▸ **Stored data entries**

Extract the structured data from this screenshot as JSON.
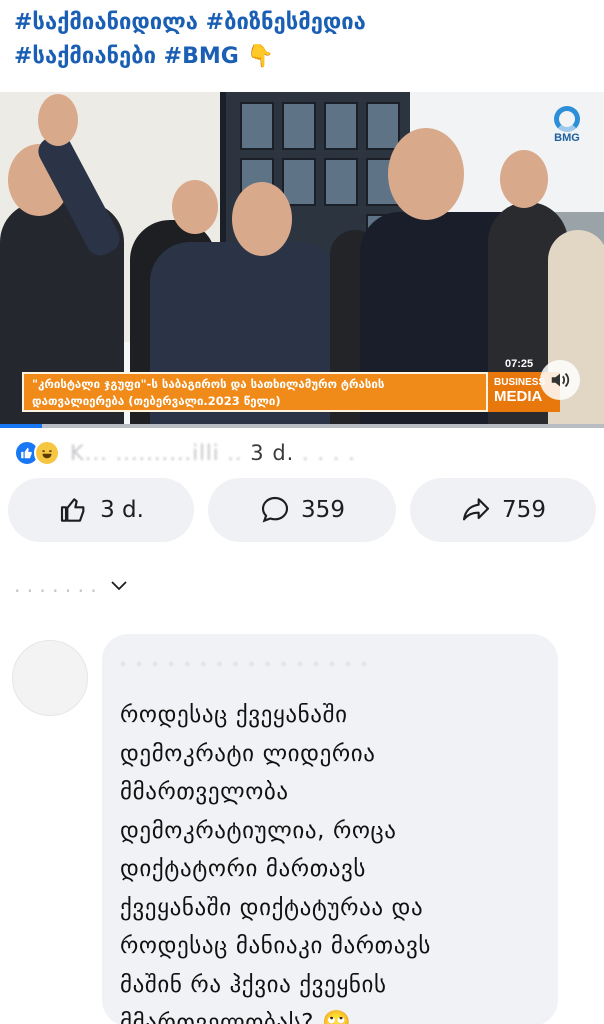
{
  "post": {
    "hashtags_line1": "#საქმიანიდილა #ბიზნესმედია",
    "hashtags_line2": "#საქმიანები #BMG",
    "point_emoji": "👇"
  },
  "video": {
    "channel_logo": "BMG",
    "caption": "\"კრისტალი ჯგუფი\"-ს საბაგიროს და სათხილამურო ტრასის დათვალიერება (თებერვალი.2023 წელი)",
    "timecode": "07:25",
    "badge_line1": "BUSINESS",
    "badge_line2": "MEDIA",
    "progress_fraction": 0.07,
    "icons": [
      "bmg-logo-icon",
      "speaker-icon"
    ]
  },
  "reactions": {
    "icons": [
      "like-reaction-icon",
      "haha-reaction-icon"
    ],
    "obscured_names_left": "K...",
    "obscured_names_mid": "..........illi ..",
    "time": "3 d.",
    "obscured_tail": ". . . ."
  },
  "actions": {
    "like_label": "3 d.",
    "comment_count": "359",
    "share_count": "759"
  },
  "comments_header": {
    "obscured_label": ". .  . . . . .",
    "chevron": "⌄"
  },
  "comment": {
    "author_obscured": ". . . . . . . . . . . . . . . .",
    "text": "როდესაც ქვეყანაში\nდემოკრატი ლიდერია\nმმართველობა\nდემოკრატიულია, როცა\nდიქტატორი მართავს\nქვეყანაში დიქტატურაა და\nროდესაც მანიაკი მართავს\nმაშინ რა ჰქვია ქვეყნის\nმმართველობას? 🙄"
  }
}
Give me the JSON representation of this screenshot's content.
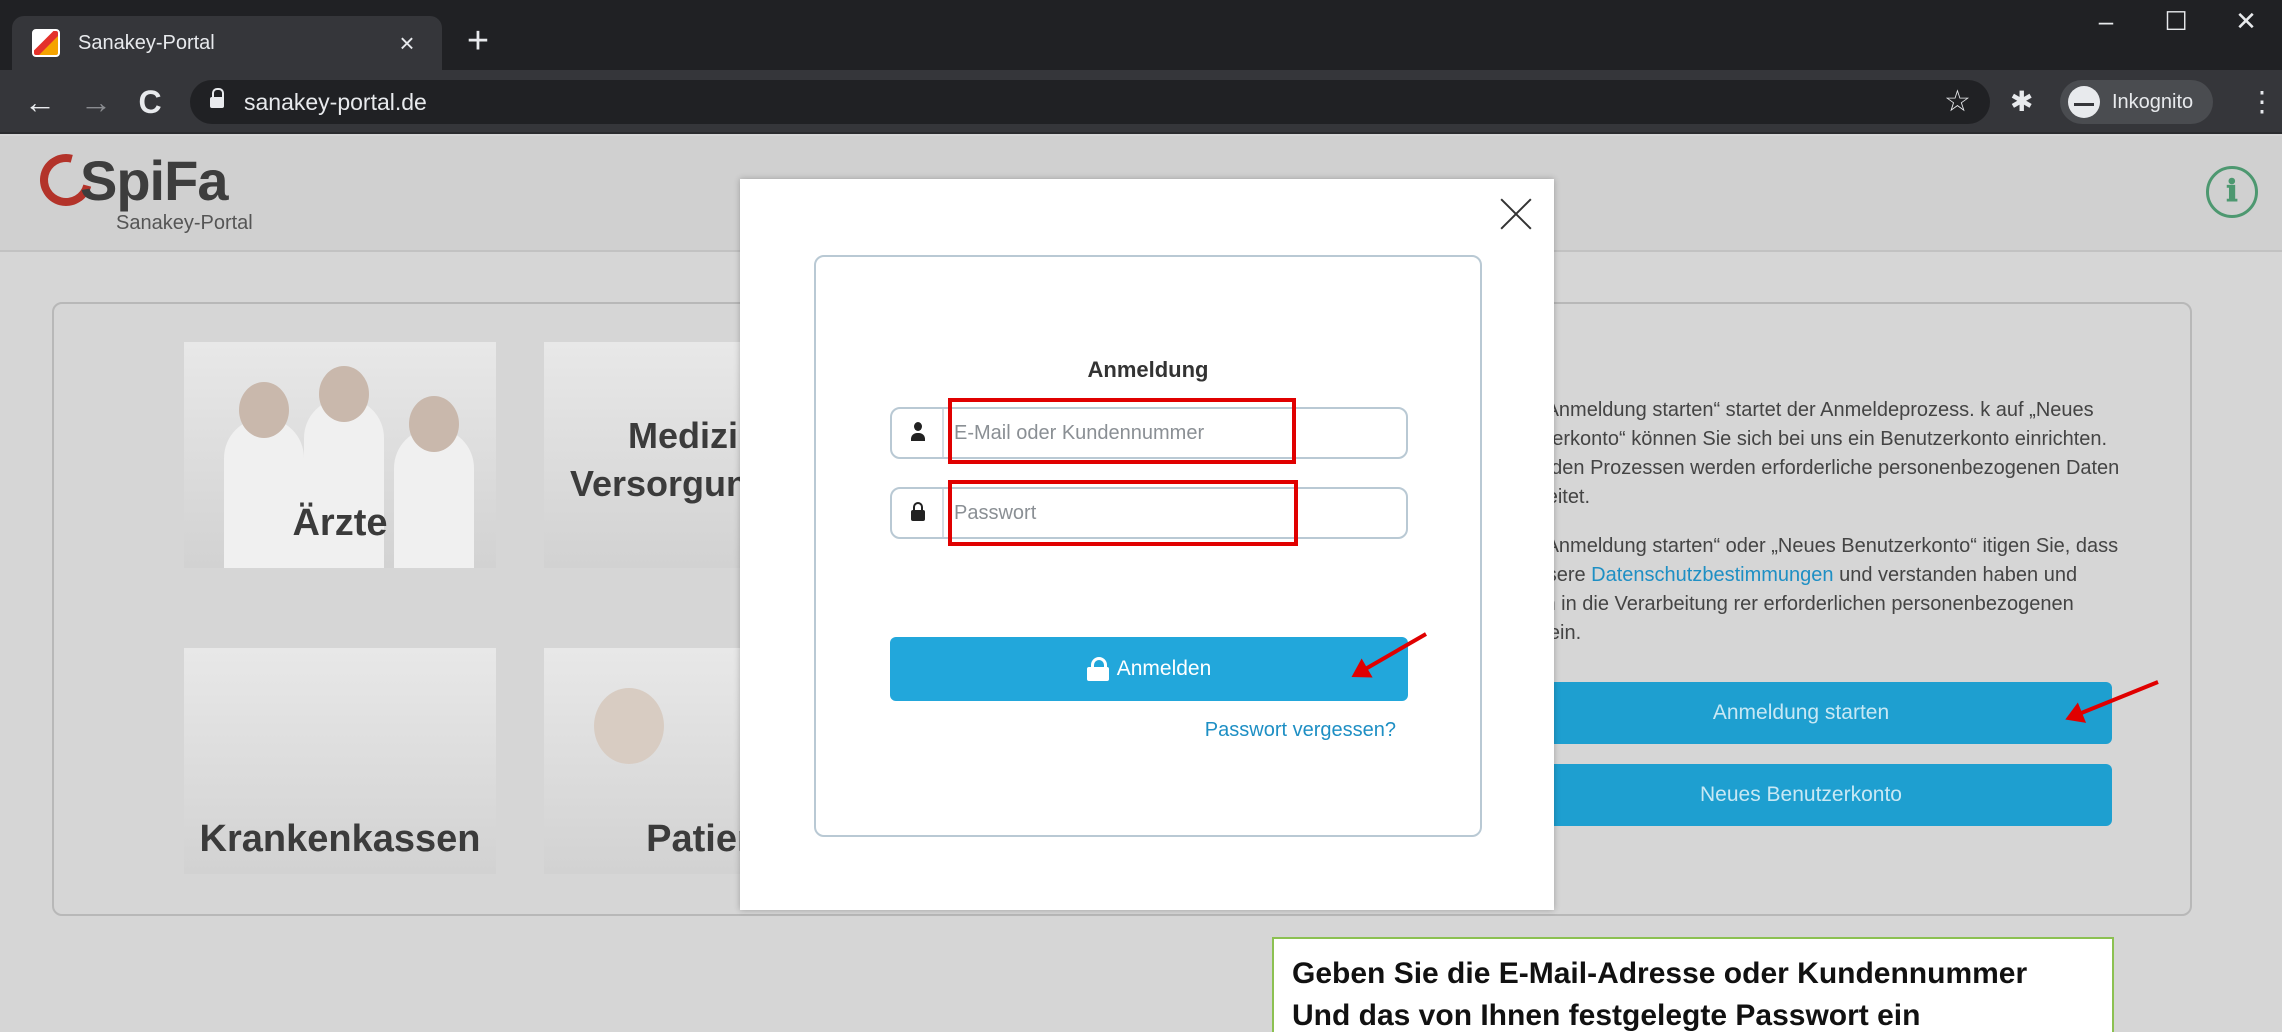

▸ **Problem statement**
Reproduce the records verbatim, omitting all images they contain.

▸ **Worked solution**
Extract the structured data from this screenshot as JSON.
{
  "post": {
    "hashtags_line1": "#საქმიანიდილა #ბიზნესმედია",
    "hashtags_line2": "#საქმიანები #BMG",
    "point_emoji": "👇"
  },
  "video": {
    "channel_logo": "BMG",
    "caption": "\"კრისტალი ჯგუფი\"-ს საბაგიროს და სათხილამურო ტრასის დათვალიერება (თებერვალი.2023 წელი)",
    "timecode": "07:25",
    "badge_line1": "BUSINESS",
    "badge_line2": "MEDIA",
    "progress_fraction": 0.07,
    "icons": [
      "bmg-logo-icon",
      "speaker-icon"
    ]
  },
  "reactions": {
    "icons": [
      "like-reaction-icon",
      "haha-reaction-icon"
    ],
    "obscured_names_left": "K...",
    "obscured_names_mid": "..........illi ..",
    "time": "3 d.",
    "obscured_tail": ". . . ."
  },
  "actions": {
    "like_label": "3 d.",
    "comment_count": "359",
    "share_count": "759"
  },
  "comments_header": {
    "obscured_label": ". .  . . . . .",
    "chevron": "⌄"
  },
  "comment": {
    "author_obscured": ". . . . . . . . . . . . . . . .",
    "text": "როდესაც ქვეყანაში\nდემოკრატი ლიდერია\nმმართველობა\nდემოკრატიულია, როცა\nდიქტატორი მართავს\nქვეყანაში დიქტატურაა და\nროდესაც მანიაკი მართავს\nმაშინ რა ჰქვია ქვეყნის\nმმართველობას? 🙄"
  }
}
Give me the JSON representation of this screenshot's content.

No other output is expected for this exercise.